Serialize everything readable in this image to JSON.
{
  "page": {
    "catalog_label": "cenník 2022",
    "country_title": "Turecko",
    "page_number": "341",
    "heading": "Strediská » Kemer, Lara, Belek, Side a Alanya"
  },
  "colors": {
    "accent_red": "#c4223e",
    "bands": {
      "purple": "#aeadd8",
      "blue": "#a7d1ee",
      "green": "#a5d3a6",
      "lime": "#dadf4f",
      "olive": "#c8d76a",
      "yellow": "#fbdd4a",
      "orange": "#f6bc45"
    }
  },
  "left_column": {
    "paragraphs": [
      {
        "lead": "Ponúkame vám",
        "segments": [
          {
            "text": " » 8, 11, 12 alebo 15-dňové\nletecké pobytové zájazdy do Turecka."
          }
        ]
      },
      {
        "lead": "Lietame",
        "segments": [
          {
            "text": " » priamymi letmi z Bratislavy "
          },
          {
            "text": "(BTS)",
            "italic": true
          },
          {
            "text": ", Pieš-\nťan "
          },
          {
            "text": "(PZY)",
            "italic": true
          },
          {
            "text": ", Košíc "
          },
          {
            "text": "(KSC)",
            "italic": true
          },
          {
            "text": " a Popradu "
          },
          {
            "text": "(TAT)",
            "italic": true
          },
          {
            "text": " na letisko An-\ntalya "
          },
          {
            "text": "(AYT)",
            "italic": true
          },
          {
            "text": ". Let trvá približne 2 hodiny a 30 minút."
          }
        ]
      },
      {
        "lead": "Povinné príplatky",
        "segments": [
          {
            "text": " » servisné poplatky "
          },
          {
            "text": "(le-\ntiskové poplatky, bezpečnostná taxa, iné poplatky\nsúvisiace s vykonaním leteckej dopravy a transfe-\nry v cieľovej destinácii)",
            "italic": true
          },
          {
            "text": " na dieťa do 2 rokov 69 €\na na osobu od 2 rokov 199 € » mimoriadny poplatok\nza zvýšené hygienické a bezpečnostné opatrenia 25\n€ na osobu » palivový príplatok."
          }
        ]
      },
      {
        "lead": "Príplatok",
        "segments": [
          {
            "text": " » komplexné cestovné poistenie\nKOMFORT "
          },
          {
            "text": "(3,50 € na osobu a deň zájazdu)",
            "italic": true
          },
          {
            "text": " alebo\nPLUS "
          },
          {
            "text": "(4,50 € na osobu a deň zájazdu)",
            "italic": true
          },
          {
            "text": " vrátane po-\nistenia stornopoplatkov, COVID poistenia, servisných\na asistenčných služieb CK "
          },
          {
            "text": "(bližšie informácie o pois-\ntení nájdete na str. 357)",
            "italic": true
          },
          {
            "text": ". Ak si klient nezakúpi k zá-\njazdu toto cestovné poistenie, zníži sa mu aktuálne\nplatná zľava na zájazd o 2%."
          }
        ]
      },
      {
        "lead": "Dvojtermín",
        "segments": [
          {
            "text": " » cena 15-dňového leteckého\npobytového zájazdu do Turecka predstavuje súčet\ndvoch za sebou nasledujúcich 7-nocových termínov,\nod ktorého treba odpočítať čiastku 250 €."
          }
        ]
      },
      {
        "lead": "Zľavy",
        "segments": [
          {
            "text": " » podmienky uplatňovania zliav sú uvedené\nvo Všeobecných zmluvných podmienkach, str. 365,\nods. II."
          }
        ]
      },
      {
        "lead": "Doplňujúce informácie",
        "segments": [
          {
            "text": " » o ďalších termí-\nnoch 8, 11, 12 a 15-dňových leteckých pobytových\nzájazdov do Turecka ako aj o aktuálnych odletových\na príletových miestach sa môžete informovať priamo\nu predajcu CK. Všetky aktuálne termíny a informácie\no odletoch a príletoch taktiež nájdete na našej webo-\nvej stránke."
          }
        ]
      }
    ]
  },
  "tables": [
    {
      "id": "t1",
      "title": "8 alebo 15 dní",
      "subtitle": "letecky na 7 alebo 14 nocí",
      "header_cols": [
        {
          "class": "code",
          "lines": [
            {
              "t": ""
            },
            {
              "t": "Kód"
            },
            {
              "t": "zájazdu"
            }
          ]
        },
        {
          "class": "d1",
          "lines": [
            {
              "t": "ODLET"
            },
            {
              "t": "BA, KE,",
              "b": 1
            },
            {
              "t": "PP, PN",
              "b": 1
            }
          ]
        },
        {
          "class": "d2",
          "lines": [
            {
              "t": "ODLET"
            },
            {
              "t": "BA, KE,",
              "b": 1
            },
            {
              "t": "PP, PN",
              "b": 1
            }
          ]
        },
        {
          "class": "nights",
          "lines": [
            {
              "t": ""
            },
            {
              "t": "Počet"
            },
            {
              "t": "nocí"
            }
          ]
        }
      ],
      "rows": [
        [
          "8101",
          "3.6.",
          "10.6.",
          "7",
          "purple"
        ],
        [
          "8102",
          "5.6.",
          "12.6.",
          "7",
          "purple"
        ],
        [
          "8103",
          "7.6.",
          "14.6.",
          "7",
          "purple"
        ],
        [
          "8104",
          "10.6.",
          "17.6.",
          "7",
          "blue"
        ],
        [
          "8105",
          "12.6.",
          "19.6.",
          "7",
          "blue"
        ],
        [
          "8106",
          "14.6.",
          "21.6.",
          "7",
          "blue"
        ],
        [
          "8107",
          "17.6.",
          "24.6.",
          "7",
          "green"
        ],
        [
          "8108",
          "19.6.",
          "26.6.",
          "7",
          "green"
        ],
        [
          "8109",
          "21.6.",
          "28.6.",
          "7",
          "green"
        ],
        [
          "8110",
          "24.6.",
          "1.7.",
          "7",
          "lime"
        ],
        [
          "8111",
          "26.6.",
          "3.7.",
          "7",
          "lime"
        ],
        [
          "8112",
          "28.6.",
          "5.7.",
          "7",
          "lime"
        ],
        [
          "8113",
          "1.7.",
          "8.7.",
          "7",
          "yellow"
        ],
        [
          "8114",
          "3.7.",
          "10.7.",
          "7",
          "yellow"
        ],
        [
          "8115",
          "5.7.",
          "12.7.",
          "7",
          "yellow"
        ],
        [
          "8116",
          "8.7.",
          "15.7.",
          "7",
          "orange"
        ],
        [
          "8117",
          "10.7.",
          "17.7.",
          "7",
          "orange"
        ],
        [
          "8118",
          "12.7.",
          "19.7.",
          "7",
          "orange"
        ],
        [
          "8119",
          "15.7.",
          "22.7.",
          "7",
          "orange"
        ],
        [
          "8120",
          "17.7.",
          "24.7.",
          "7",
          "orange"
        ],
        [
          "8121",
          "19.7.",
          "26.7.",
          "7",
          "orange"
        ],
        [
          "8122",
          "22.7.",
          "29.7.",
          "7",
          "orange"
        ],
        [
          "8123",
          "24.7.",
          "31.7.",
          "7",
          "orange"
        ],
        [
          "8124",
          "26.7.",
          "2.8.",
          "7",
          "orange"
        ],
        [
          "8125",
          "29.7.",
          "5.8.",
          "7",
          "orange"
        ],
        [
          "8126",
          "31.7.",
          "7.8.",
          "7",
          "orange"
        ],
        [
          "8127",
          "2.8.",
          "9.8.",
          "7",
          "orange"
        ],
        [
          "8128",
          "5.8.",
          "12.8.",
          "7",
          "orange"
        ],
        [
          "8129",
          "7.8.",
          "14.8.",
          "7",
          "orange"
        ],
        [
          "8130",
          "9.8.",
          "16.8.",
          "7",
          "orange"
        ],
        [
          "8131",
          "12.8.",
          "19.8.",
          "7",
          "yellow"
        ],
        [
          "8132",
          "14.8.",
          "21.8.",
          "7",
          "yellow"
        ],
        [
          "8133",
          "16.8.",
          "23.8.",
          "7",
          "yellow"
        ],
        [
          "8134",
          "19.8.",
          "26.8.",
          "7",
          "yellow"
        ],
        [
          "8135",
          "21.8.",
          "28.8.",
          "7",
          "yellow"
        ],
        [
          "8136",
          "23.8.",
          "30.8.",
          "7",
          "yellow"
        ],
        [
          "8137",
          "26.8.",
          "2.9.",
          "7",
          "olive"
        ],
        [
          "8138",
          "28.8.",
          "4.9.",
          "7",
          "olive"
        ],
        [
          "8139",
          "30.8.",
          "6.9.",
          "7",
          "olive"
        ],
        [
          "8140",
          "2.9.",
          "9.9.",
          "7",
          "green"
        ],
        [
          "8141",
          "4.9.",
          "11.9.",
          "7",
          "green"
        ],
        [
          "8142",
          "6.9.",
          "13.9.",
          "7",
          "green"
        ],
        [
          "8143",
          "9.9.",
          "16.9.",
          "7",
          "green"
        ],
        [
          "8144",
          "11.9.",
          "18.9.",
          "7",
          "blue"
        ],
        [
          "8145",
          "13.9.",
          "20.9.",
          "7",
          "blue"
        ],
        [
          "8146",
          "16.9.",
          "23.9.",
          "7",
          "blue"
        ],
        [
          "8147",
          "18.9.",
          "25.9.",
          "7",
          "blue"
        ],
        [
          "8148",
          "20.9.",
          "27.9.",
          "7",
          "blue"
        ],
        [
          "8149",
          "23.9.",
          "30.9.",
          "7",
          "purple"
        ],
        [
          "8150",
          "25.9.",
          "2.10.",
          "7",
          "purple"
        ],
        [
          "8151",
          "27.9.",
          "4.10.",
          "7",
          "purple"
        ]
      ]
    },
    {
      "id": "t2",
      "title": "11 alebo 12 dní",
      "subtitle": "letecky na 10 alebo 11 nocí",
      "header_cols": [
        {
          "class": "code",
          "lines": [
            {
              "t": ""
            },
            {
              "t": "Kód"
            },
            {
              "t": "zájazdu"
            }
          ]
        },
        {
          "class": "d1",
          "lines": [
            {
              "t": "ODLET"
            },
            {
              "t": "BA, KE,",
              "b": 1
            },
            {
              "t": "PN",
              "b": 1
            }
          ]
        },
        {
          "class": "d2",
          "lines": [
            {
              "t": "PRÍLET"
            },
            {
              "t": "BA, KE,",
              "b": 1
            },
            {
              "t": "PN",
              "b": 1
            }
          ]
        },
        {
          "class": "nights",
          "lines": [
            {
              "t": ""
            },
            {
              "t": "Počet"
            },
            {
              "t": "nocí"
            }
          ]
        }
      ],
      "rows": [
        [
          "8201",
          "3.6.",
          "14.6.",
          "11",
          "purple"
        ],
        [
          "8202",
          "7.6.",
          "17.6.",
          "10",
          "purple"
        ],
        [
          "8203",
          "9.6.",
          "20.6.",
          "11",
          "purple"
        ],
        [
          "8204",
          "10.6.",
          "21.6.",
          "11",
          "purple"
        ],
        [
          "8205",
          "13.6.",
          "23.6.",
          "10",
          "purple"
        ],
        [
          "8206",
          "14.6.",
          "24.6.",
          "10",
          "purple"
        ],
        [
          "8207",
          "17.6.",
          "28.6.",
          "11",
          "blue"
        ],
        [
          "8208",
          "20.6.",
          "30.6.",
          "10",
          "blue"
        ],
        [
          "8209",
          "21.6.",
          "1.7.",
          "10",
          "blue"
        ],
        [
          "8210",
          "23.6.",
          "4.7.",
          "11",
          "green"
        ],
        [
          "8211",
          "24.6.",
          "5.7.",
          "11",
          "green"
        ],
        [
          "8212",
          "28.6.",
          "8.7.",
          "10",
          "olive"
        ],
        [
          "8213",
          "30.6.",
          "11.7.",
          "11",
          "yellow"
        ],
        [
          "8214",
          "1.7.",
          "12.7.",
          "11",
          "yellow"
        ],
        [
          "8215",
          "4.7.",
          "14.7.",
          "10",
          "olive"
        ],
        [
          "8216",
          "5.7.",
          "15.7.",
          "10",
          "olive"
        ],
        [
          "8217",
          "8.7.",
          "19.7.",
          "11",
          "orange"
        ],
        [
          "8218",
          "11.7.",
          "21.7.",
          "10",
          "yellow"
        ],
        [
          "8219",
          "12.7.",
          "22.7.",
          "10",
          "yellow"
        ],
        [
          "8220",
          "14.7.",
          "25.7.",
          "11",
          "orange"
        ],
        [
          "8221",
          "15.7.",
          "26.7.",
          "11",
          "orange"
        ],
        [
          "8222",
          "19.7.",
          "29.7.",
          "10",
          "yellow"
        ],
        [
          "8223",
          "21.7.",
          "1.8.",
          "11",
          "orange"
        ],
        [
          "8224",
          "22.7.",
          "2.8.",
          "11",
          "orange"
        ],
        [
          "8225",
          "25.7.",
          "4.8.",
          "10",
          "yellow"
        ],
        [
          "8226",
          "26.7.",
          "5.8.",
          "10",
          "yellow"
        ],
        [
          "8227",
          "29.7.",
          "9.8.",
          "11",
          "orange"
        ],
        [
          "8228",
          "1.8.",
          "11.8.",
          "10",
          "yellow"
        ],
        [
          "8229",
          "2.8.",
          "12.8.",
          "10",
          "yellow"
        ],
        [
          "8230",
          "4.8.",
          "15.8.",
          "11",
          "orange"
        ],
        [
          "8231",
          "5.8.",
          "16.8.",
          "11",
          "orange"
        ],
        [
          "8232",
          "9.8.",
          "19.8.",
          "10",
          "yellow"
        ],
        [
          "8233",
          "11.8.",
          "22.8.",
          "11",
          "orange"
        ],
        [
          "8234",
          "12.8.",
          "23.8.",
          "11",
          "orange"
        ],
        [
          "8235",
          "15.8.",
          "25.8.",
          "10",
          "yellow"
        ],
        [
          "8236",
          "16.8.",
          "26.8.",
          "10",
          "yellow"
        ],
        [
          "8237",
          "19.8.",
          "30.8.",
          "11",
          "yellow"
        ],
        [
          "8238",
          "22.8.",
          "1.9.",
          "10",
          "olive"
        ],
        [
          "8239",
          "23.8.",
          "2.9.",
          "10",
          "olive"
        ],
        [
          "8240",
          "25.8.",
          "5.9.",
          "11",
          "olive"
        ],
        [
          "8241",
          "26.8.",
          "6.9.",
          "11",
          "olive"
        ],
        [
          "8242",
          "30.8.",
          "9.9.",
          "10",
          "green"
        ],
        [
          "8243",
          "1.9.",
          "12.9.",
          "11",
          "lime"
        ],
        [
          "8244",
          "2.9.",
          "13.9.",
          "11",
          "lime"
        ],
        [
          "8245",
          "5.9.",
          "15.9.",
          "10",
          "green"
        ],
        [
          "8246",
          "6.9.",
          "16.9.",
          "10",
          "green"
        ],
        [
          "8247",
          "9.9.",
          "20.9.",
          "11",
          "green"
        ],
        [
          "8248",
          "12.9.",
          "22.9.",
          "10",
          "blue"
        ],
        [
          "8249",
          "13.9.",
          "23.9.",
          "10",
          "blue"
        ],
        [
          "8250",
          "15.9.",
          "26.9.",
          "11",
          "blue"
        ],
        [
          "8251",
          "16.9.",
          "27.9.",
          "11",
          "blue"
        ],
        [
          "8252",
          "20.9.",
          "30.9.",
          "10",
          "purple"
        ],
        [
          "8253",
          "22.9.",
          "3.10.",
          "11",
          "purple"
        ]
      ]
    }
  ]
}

◆ ◆ ◆ ◆ ◆

What you will do: Go over the records above and tally each line that includes "alebo". Give the total by itself.

Answer to the exercise: 6